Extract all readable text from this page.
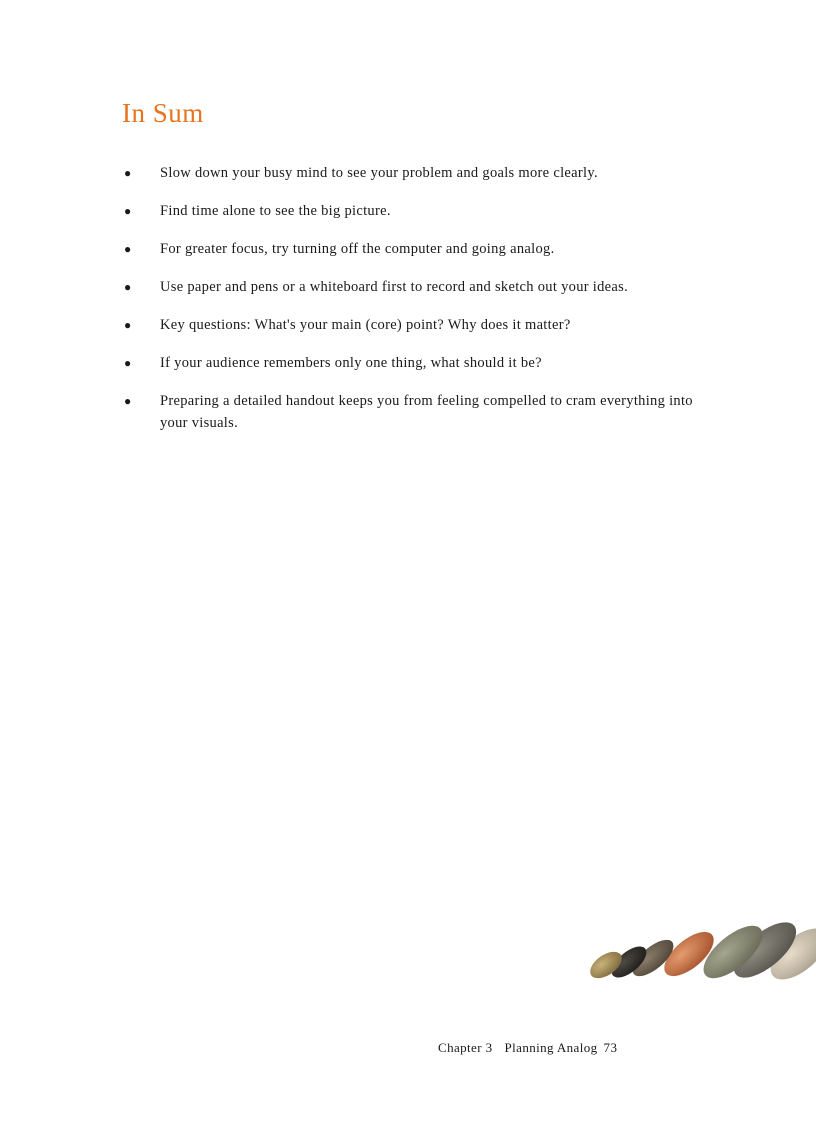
In Sum
● Slow down your busy mind to see your problem and goals more clearly.
● Find time alone to see the big picture.
● For greater focus, try turning off the computer and going analog.
● Use paper and pens or a whiteboard first to record and sketch out your ideas.
● Key questions: What's your main (core) point? Why does it matter?
● If your audience remembers only one thing, what should it be?
● Preparing a detailed handout keeps you from feeling compelled to cram everything into your visuals.
Chapter 3 Planning Analog 73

────

Will you set down the records word for word while leaving out every picture?

EXPECTED OUTPUT ::
Extract all readable text from this page.
In Sum
● Slow down your busy mind to see your problem and goals more clearly.
● Find time alone to see the big picture.
● For greater focus, try turning off the computer and going analog.
● Use paper and pens or a whiteboard first to record and sketch out your ideas.
● Key questions: What's your main (core) point? Why does it matter?
● If your audience remembers only one thing, what should it be?
● Preparing a detailed handout keeps you from feeling compelled to cram everything into your visuals.
Chapter 3 Planning Analog 73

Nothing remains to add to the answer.